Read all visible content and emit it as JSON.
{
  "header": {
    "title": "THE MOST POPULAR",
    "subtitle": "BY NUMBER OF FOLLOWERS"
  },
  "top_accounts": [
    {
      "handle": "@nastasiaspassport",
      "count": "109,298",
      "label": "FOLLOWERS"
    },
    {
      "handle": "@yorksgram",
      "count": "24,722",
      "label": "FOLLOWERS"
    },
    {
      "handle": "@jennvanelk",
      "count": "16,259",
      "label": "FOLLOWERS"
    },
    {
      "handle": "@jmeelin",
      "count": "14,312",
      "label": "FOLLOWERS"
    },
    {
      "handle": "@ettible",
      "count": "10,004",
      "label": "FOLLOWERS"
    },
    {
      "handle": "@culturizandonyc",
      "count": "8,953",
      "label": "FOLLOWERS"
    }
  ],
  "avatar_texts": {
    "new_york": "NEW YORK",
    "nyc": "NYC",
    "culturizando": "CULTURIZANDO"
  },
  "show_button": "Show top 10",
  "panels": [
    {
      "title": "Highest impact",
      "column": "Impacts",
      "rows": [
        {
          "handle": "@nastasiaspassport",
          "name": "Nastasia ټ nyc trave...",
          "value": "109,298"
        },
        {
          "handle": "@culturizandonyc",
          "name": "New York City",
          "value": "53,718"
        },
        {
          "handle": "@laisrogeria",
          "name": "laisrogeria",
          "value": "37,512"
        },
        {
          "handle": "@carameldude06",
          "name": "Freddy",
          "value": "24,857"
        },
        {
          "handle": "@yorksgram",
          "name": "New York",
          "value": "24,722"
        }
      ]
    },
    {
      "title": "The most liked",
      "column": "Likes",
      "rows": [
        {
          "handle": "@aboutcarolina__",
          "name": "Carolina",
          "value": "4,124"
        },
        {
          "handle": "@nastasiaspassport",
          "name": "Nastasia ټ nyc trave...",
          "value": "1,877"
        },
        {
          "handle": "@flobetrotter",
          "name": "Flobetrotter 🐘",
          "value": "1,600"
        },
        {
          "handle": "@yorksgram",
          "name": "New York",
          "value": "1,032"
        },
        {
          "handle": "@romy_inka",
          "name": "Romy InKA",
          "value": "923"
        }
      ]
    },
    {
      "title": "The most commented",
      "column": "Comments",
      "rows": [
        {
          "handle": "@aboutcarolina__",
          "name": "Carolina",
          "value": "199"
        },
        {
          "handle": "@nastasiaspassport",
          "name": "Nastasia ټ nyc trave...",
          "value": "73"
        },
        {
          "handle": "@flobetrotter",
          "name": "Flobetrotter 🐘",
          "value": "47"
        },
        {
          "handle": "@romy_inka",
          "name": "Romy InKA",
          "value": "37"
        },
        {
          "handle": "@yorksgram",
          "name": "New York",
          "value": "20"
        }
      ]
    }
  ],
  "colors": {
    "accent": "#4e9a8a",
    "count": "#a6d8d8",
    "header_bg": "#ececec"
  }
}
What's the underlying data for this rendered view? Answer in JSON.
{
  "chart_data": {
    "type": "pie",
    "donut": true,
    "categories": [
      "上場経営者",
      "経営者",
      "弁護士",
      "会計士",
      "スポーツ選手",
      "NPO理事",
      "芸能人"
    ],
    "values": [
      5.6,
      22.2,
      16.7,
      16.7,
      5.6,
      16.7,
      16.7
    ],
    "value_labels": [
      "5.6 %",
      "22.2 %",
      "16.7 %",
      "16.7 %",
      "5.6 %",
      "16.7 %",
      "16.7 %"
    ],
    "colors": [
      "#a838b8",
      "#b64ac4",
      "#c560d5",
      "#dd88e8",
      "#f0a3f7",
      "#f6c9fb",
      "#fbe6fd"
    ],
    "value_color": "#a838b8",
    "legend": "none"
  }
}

**What this task involves**
Filter the listing for the word "laisrogeria" and copy every line that holds it.

**Exercise result**
          "handle": "@laisrogeria",
          "name": "laisrogeria",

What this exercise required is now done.